What the exercise asks => Retype all the records with nothing changed.
+--
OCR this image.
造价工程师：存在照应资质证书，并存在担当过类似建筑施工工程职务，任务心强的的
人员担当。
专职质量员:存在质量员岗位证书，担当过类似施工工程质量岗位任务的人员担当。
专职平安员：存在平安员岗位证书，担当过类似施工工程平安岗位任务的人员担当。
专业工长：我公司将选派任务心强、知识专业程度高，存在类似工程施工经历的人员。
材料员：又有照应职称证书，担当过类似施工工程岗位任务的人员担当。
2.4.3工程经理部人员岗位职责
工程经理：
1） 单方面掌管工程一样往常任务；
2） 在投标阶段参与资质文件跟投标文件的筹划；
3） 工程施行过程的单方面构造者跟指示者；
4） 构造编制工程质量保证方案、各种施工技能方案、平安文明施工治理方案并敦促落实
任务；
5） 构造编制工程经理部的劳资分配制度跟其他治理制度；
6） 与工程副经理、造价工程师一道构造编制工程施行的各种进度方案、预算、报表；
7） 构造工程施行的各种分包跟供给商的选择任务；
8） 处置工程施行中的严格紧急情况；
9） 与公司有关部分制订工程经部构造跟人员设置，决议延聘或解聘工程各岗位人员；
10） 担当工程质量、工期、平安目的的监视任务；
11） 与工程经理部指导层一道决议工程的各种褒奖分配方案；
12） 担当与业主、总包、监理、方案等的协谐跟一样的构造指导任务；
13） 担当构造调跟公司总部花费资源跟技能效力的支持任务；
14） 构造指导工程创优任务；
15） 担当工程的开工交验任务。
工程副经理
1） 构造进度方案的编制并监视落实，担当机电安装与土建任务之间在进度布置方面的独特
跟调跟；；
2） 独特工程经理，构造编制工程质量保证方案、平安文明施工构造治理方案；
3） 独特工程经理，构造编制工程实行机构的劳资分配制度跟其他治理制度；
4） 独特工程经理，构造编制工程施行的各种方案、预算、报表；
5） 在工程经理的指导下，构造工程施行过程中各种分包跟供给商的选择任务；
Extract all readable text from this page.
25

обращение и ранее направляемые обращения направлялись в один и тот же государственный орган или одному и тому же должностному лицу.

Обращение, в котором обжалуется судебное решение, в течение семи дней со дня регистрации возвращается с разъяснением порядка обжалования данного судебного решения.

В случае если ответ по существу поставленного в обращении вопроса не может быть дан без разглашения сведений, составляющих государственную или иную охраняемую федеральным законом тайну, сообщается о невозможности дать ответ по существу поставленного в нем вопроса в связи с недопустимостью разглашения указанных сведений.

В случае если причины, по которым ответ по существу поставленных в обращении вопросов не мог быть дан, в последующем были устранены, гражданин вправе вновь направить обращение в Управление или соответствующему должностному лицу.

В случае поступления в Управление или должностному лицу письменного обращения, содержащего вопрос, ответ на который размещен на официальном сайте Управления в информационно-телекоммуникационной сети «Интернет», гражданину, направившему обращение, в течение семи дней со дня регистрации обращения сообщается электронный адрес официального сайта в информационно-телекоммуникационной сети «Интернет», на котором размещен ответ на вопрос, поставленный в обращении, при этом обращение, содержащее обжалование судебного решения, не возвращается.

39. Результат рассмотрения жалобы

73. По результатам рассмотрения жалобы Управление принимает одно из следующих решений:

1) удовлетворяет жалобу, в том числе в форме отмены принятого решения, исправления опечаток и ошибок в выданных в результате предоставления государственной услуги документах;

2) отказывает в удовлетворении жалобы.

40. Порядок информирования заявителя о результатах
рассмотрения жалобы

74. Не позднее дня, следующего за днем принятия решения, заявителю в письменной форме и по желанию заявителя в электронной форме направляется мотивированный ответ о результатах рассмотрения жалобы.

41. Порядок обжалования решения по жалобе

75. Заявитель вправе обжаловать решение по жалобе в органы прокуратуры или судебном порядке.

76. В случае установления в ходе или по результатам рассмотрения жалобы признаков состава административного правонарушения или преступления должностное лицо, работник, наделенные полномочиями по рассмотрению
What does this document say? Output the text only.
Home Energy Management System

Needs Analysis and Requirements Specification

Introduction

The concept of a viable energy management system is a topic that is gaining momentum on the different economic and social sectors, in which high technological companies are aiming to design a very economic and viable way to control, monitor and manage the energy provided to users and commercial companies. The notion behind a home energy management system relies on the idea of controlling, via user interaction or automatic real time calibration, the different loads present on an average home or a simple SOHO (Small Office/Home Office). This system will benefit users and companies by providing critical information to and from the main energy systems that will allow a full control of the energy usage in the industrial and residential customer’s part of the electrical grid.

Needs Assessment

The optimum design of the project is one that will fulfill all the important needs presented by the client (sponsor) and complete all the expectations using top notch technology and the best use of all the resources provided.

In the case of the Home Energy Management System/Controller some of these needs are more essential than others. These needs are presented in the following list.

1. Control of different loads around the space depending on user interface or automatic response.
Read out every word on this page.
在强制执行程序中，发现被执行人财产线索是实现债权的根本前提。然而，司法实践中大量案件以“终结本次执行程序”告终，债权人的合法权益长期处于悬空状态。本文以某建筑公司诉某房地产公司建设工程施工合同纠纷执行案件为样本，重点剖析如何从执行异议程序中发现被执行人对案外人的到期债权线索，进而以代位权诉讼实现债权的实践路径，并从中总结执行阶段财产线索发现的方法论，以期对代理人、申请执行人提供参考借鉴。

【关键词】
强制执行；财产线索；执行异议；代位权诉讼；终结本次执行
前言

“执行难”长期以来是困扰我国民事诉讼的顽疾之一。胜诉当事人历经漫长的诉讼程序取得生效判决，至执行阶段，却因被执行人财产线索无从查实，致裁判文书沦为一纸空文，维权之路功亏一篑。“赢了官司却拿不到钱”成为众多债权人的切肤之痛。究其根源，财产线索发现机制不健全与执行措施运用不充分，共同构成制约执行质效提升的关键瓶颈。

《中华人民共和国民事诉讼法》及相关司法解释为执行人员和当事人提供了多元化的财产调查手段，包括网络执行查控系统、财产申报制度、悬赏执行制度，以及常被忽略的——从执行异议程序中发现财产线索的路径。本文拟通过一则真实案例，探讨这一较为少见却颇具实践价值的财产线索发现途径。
+--
Result for this task =>
OCR this image.
造价工程师：存在照应资质证书，并存在担当过类似建筑施工工程职务，任务心强的的
人员担当。
专职质量员:存在质量员岗位证书，担当过类似施工工程质量岗位任务的人员担当。
专职平安员：存在平安员岗位证书，担当过类似施工工程平安岗位任务的人员担当。
专业工长：我公司将选派任务心强、知识专业程度高，存在类似工程施工经历的人员。
材料员：又有照应职称证书，担当过类似施工工程岗位任务的人员担当。
2.4.3工程经理部人员岗位职责
工程经理：
1） 单方面掌管工程一样往常任务；
2） 在投标阶段参与资质文件跟投标文件的筹划；
3） 工程施行过程的单方面构造者跟指示者；
4） 构造编制工程质量保证方案、各种施工技能方案、平安文明施工治理方案并敦促落实
任务；
5） 构造编制工程经理部的劳资分配制度跟其他治理制度；
6） 与工程副经理、造价工程师一道构造编制工程施行的各种进度方案、预算、报表；
7） 构造工程施行的各种分包跟供给商的选择任务；
8） 处置工程施行中的严格紧急情况；
9） 与公司有关部分制订工程经部构造跟人员设置，决议延聘或解聘工程各岗位人员；
10） 担当工程质量、工期、平安目的的监视任务；
11） 与工程经理部指导层一道决议工程的各种褒奖分配方案；
12） 担当与业主、总包、监理、方案等的协谐跟一样的构造指导任务；
13） 担当构造调跟公司总部花费资源跟技能效力的支持任务；
14） 构造指导工程创优任务；
15） 担当工程的开工交验任务。
工程副经理
1） 构造进度方案的编制并监视落实，担当机电安装与土建任务之间在进度布置方面的独特
跟调跟；；
2） 独特工程经理，构造编制工程质量保证方案、平安文明施工构造治理方案；
3） 独特工程经理，构造编制工程实行机构的劳资分配制度跟其他治理制度；
4） 独特工程经理，构造编制工程施行的各种方案、预算、报表；
5） 在工程经理的指导下，构造工程施行过程中各种分包跟供给商的选择任务；
Extract all readable text from this page.
25

обращение и ранее направляемые обращения направлялись в один и тот же государственный орган или одному и тому же должностному лицу.

Обращение, в котором обжалуется судебное решение, в течение семи дней со дня регистрации возвращается с разъяснением порядка обжалования данного судебного решения.

В случае если ответ по существу поставленного в обращении вопроса не может быть дан без разглашения сведений, составляющих государственную или иную охраняемую федеральным законом тайну, сообщается о невозможности дать ответ по существу поставленного в нем вопроса в связи с недопустимостью разглашения указанных сведений.

В случае если причины, по которым ответ по существу поставленных в обращении вопросов не мог быть дан, в последующем были устранены, гражданин вправе вновь направить обращение в Управление или соответствующему должностному лицу.

В случае поступления в Управление или должностному лицу письменного обращения, содержащего вопрос, ответ на который размещен на официальном сайте Управления в информационно-телекоммуникационной сети «Интернет», гражданину, направившему обращение, в течение семи дней со дня регистрации обращения сообщается электронный адрес официального сайта в информационно-телекоммуникационной сети «Интернет», на котором размещен ответ на вопрос, поставленный в обращении, при этом обращение, содержащее обжалование судебного решения, не возвращается.

39. Результат рассмотрения жалобы

73. По результатам рассмотрения жалобы Управление принимает одно из следующих решений:

1) удовлетворяет жалобу, в том числе в форме отмены принятого решения, исправления опечаток и ошибок в выданных в результате предоставления государственной услуги документах;

2) отказывает в удовлетворении жалобы.

40. Порядок информирования заявителя о результатах
рассмотрения жалобы

74. Не позднее дня, следующего за днем принятия решения, заявителю в письменной форме и по желанию заявителя в электронной форме направляется мотивированный ответ о результатах рассмотрения жалобы.

41. Порядок обжалования решения по жалобе

75. Заявитель вправе обжаловать решение по жалобе в органы прокуратуры или судебном порядке.

76. В случае установления в ходе или по результатам рассмотрения жалобы признаков состава административного правонарушения или преступления должностное лицо, работник, наделенные полномочиями по рассмотрению
What does this document say? Output the text only.
Home Energy Management System

Needs Analysis and Requirements Specification

Introduction

The concept of a viable energy management system is a topic that is gaining momentum on the different economic and social sectors, in which high technological companies are aiming to design a very economic and viable way to control, monitor and manage the energy provided to users and commercial companies. The notion behind a home energy management system relies on the idea of controlling, via user interaction or automatic real time calibration, the different loads present on an average home or a simple SOHO (Small Office/Home Office). This system will benefit users and companies by providing critical information to and from the main energy systems that will allow a full control of the energy usage in the industrial and residential customer’s part of the electrical grid.

Needs Assessment

The optimum design of the project is one that will fulfill all the important needs presented by the client (sponsor) and complete all the expectations using top notch technology and the best use of all the resources provided.

In the case of the Home Energy Management System/Controller some of these needs are more essential than others. These needs are presented in the following list.

1. Control of different loads around the space depending on user interface or automatic response.
Read out every word on this page.
在强制执行程序中，发现被执行人财产线索是实现债权的根本前提。然而，司法实践中大量案件以“终结本次执行程序”告终，债权人的合法权益长期处于悬空状态。本文以某建筑公司诉某房地产公司建设工程施工合同纠纷执行案件为样本，重点剖析如何从执行异议程序中发现被执行人对案外人的到期债权线索，进而以代位权诉讼实现债权的实践路径，并从中总结执行阶段财产线索发现的方法论，以期对代理人、申请执行人提供参考借鉴。

【关键词】
强制执行；财产线索；执行异议；代位权诉讼；终结本次执行
前言

“执行难”长期以来是困扰我国民事诉讼的顽疾之一。胜诉当事人历经漫长的诉讼程序取得生效判决，至执行阶段，却因被执行人财产线索无从查实，致裁判文书沦为一纸空文，维权之路功亏一篑。“赢了官司却拿不到钱”成为众多债权人的切肤之痛。究其根源，财产线索发现机制不健全与执行措施运用不充分，共同构成制约执行质效提升的关键瓶颈。

《中华人民共和国民事诉讼法》及相关司法解释为执行人员和当事人提供了多元化的财产调查手段，包括网络执行查控系统、财产申报制度、悬赏执行制度，以及常被忽略的——从执行异议程序中发现财产线索的路径。本文拟通过一则真实案例，探讨这一较为少见却颇具实践价值的财产线索发现途径。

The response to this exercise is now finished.